*EXERCISE INPUTS*:

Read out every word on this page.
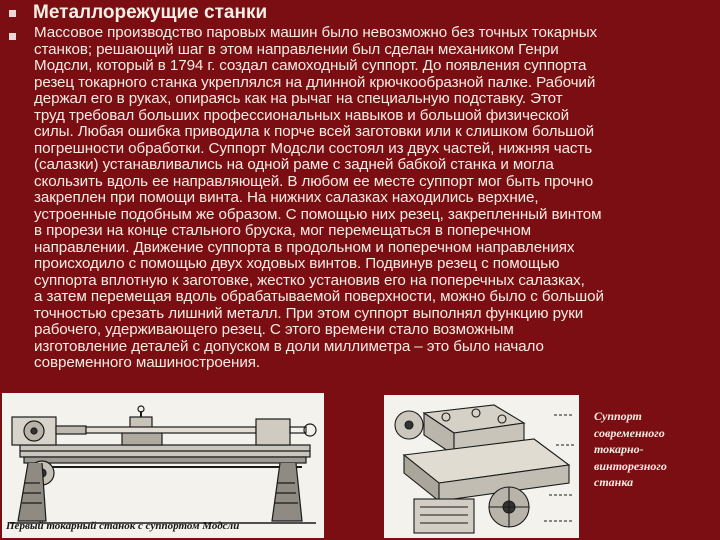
Металлорежущие станки
Массовое производство паровых машин было невозможно без точных токарных
станков; решающий шаг в этом направлении был сделан механиком Генри
Модсли, который в 1794 г. создал самоходный суппорт. До появления суппорта
резец токарного станка укреплялся на длинной крючкообразной палке. Рабочий
держал его в руках, опираясь как на рычаг на специальную подставку. Этот
труд требовал больших профессиональных навыков и большой физической
силы. Любая ошибка приводила к порче всей заготовки или к слишком большой
погрешности обработки. Суппорт Модсли состоял из двух частей, нижняя часть
(салазки) устанавливались на одной раме с задней бабкой станка и могла
скользить вдоль ее направляющей. В любом ее месте суппорт мог быть прочно
закреплен при помощи винта. На нижних салазках находились верхние,
устроенные подобным же образом. С помощью них резец, закрепленный винтом
в прорези на конце стального бруска, мог перемещаться в поперечном
направлении. Движение суппорта в продольном и поперечном направлениях
происходило с помощью двух ходовых винтов. Подвинув резец с помощью
суппорта вплотную к заготовке, жестко установив его на поперечных салазках,
а затем перемещая вдоль обрабатываемой поверхности, можно было с большой
точностью срезать лишний металл. При этом суппорт выполнял функцию руки
рабочего, удерживающего резец. С этого времени стало возможным
изготовление деталей с допуском в доли миллиметра – это было начало
современного машиностроения.
Первый токарный станок с суппортом Модсли
Суппорт
современного
токарно-
винторезного
станка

*TASK TO CARRY OUT*: Leave out the pictures and copy every record above exactly.

*FULL SOLUTION*:
Read out every word on this page.
Металлорежущие станки
Массовое производство паровых машин было невозможно без точных токарных
станков; решающий шаг в этом направлении был сделан механиком Генри
Модсли, который в 1794 г. создал самоходный суппорт. До появления суппорта
резец токарного станка укреплялся на длинной крючкообразной палке. Рабочий
держал его в руках, опираясь как на рычаг на специальную подставку. Этот
труд требовал больших профессиональных навыков и большой физической
силы. Любая ошибка приводила к порче всей заготовки или к слишком большой
погрешности обработки. Суппорт Модсли состоял из двух частей, нижняя часть
(салазки) устанавливались на одной раме с задней бабкой станка и могла
скользить вдоль ее направляющей. В любом ее месте суппорт мог быть прочно
закреплен при помощи винта. На нижних салазках находились верхние,
устроенные подобным же образом. С помощью них резец, закрепленный винтом
в прорези на конце стального бруска, мог перемещаться в поперечном
направлении. Движение суппорта в продольном и поперечном направлениях
происходило с помощью двух ходовых винтов. Подвинув резец с помощью
суппорта вплотную к заготовке, жестко установив его на поперечных салазках,
а затем перемещая вдоль обрабатываемой поверхности, можно было с большой
точностью срезать лишний металл. При этом суппорт выполнял функцию руки
рабочего, удерживающего резец. С этого времени стало возможным
изготовление деталей с допуском в доли миллиметра – это было начало
современного машиностроения.
Первый токарный станок с суппортом Модсли
Суппорт
современного
токарно-
винторезного
станка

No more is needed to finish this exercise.